--- Start TEXT ---

Skip to content

SageMaker Endpoints

Overview

Deploy models for real-time inference.

Endpoint Types

Real-time Inference

Always-on endpoints for low-latency predictions.

from sagemaker.model import Model

model = Model(
    image_uri=inference_image,
    model_data="s3://bucket/model.tar.gz",
    role=role
)

predictor = model.deploy(
    initial_instance_count=2,
    instance_type="ml.m5.large",
    endpoint_name="my-endpoint"
)

# Invoke
response = predictor.predict(data)

Serverless Inference

Pay-per-request with automatic scaling.

from sagemaker.serverless import ServerlessInferenceConfig

serverless_config = ServerlessInferenceConfig(
    memory_size_in_mb=2048,
    max_concurrency=10
)

predictor = model.deploy(
    serverless_inference_config=serverless_config,
    endpoint_name="serverless-endpoint"
)

Asynchronous Inference

For large payloads and long processing times.

from sagemaker.async_inference import AsyncInferenceConfig

async_config = AsyncInferenceConfig(
    output_path="s3://bucket/async-output/",
    max_concurrent_invocations_per_instance=4,
    notification_config={
        "SuccessTopic": success_topic_arn,
        "ErrorTopic": error_topic_arn
    }
)

predictor = model.deploy(
    instance_type="ml.m5.large",
    initial_instance_count=1,
    async_inference_config=async_config
)

--- End TEXT ---
--- Start EXTRACTED RECORDS ---

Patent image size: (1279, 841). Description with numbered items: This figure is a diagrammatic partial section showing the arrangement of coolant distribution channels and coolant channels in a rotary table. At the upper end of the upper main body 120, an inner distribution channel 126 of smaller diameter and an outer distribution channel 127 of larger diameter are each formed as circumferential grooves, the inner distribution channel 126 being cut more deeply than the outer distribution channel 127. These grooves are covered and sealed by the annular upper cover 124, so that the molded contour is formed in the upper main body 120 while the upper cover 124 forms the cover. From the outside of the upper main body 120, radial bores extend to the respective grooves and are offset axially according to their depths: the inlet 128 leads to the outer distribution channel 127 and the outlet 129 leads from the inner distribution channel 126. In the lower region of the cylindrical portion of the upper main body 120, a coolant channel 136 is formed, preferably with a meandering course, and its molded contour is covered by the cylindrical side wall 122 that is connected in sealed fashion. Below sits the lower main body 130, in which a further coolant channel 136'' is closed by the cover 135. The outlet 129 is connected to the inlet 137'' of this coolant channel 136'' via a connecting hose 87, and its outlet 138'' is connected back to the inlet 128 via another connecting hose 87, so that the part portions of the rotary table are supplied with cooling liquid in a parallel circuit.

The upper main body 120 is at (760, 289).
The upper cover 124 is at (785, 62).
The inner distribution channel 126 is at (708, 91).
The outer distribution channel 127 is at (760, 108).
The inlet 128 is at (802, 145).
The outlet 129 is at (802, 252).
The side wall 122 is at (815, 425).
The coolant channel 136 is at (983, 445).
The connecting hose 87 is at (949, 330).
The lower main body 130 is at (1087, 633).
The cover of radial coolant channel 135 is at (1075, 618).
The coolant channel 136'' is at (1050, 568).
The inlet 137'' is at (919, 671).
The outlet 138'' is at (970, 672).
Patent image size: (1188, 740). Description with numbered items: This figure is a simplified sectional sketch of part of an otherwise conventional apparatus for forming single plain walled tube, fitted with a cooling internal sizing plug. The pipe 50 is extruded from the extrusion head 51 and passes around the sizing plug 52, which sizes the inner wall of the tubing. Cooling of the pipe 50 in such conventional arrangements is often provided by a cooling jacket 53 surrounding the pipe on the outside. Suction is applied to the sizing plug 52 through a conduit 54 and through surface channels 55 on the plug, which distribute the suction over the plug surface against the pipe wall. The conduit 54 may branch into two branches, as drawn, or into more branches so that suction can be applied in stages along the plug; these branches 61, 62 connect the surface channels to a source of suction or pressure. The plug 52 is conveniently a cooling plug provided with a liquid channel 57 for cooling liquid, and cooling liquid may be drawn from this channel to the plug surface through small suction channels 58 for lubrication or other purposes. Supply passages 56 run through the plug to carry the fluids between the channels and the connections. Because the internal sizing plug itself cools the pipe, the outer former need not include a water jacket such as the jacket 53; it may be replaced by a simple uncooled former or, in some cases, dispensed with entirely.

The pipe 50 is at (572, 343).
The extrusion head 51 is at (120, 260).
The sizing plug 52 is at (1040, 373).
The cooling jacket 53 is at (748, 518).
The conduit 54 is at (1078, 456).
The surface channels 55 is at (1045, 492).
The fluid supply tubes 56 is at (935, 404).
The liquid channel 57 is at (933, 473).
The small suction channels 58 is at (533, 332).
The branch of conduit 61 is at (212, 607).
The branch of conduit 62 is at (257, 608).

--- End EXTRACTED RECORDS ---

» STATED PROBLEM A:
Decide whether each statement agrees with the SageMaker endpoints text: (i) the real-time inference example deploys two instances; (ii) the serverless configuration sets the memory size to 4096 MB; (iii) the asynchronous inference example uses the ml.m5.xlarge instance type. Answer yes or no for each, quoting the text's deciding words.
» STATED PROBLEM B:
Carry on the SageMaker endpoints text from its final line.
The entries come from a separate source, not from the SageMaker endpoints text.

» ANSWER A:
(i) Yes: "initial_instance_count=2"
(ii) No: "memory_size_in_mb=2048"
(iii) No: "instance_type="ml.m5.large""

» ANSWER B:
Multi-Model Endpoints

Host multiple models on single endpoint.

from sagemaker.multidatamodel import MultiDataModel

mme = MultiDataModel(
    name="multi-model-endpoint",
    model_data_prefix="s3://bucket/models/",
    image_uri=inference_image,
    role=role
)

predictor = mme.deploy(
    initial_instance_count=1,
    instance_type="ml.m5.large"
)

# Invoke specific model
predictor.predict(data, target_model="model-a.tar.gz")

Inference Components

Share resources across models.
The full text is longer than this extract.